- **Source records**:

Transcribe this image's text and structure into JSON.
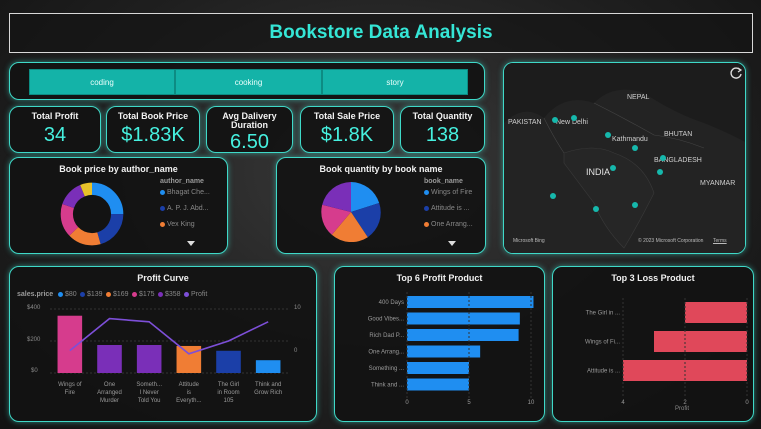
{
  "header": {
    "title": "Bookstore Data Analysis"
  },
  "slicers": [
    "coding",
    "cooking",
    "story"
  ],
  "kpis": [
    {
      "label": "Total Profit",
      "value": "34"
    },
    {
      "label": "Total Book Price",
      "value": "$1.83K"
    },
    {
      "label": "Avg Dalivery Duration",
      "value": "6.50"
    },
    {
      "label": "Total Sale Price",
      "value": "$1.8K"
    },
    {
      "label": "Total Quantity",
      "value": "138"
    }
  ],
  "map": {
    "labels": [
      "PAKISTAN",
      "New Delhi",
      "NEPAL",
      "BHUTAN",
      "Kathmandu",
      "BANGLADESH",
      "INDIA",
      "MYANMAR"
    ],
    "attribution": "© 2023 Microsoft Corporation",
    "terms": "Terms",
    "brand": "Microsoft Bing"
  },
  "donut": {
    "title": "Book price by author_name",
    "legend_title": "author_name",
    "legend": [
      "Bhagat Che...",
      "A. P. J. Abd...",
      "Vex King"
    ],
    "colors": [
      "#1f8ef1",
      "#1b3fa8",
      "#f07d34",
      "#d63c8d",
      "#7a2fb8",
      "#e8c12a"
    ]
  },
  "pie": {
    "title": "Book quantity by book name",
    "legend_title": "book_name",
    "legend": [
      "Wings of Fire",
      "Attitude is ...",
      "One Arrang..."
    ],
    "colors": [
      "#1f8ef1",
      "#1b3fa8",
      "#f07d34",
      "#d63c8d",
      "#7a2fb8"
    ]
  },
  "profit_curve": {
    "title": "Profit Curve",
    "legend_title": "sales.price",
    "legend": [
      {
        "label": "$80",
        "color": "#1f8ef1"
      },
      {
        "label": "$139",
        "color": "#1b3fa8"
      },
      {
        "label": "$169",
        "color": "#f07d34"
      },
      {
        "label": "$175",
        "color": "#d63c8d"
      },
      {
        "label": "$358",
        "color": "#7a2fb8"
      },
      {
        "label": "Profit",
        "color": "#7d4fd8"
      }
    ],
    "left_ticks": [
      "$400",
      "$200",
      "$0"
    ],
    "right_ticks": [
      "10",
      "0"
    ],
    "categories": [
      "Wings of Fire",
      "One Arranged Murder",
      "Someth... I Never Told You",
      "Attitude is Everyth...",
      "The Girl in Room 105",
      "Think and Grow Rich"
    ]
  },
  "chart_data": [
    {
      "type": "bar",
      "title": "Profit Curve",
      "categories": [
        "Wings of Fire",
        "One Arranged Murder",
        "Someth... I Never Told You",
        "Attitude is Everyth...",
        "The Girl in Room 105",
        "Think and Grow Rich"
      ],
      "series": [
        {
          "name": "sales.price",
          "values": [
            358,
            175,
            175,
            169,
            139,
            80
          ],
          "colors": [
            "#d63c8d",
            "#7a2fb8",
            "#7a2fb8",
            "#f07d34",
            "#1b3fa8",
            "#1f8ef1"
          ]
        },
        {
          "name": "Profit",
          "values": [
            -3,
            7,
            6,
            -4,
            0,
            6
          ]
        }
      ],
      "ylim": [
        0,
        400
      ],
      "y2lim": [
        -10,
        10
      ]
    },
    {
      "type": "bar",
      "title": "Top 6 Profit Product",
      "orientation": "horizontal",
      "categories": [
        "400 Days",
        "Good Vibes...",
        "Rich Dad P...",
        "One Arrang...",
        "Something ...",
        "Think and ..."
      ],
      "values": [
        10.2,
        9.1,
        9.0,
        5.9,
        5.0,
        5.0
      ],
      "xticks": [
        "0",
        "5",
        "10"
      ],
      "xlim": [
        0,
        10
      ]
    },
    {
      "type": "bar",
      "title": "Top 3 Loss Product",
      "orientation": "horizontal",
      "categories": [
        "The Girl in ...",
        "Wings of Fi...",
        "Attitude is ..."
      ],
      "values": [
        -2,
        -3,
        -4
      ],
      "xticks": [
        "4",
        "2",
        "0"
      ],
      "xlabel": "Profit",
      "xlim": [
        -4,
        0
      ]
    }
  ],
  "top_profit": {
    "title": "Top 6 Profit Product",
    "xticks": [
      "0",
      "5",
      "10"
    ]
  },
  "top_loss": {
    "title": "Top 3 Loss Product",
    "xticks": [
      "4",
      "2",
      "0"
    ],
    "xlabel": "Profit"
  }
}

- **What needs to be done**: Filter the entries above down to the lines containing the word "Think".

- **Solved exercise**:
      "Think and Grow Rich"
        "Think and Grow Rich"
        "Think and ..."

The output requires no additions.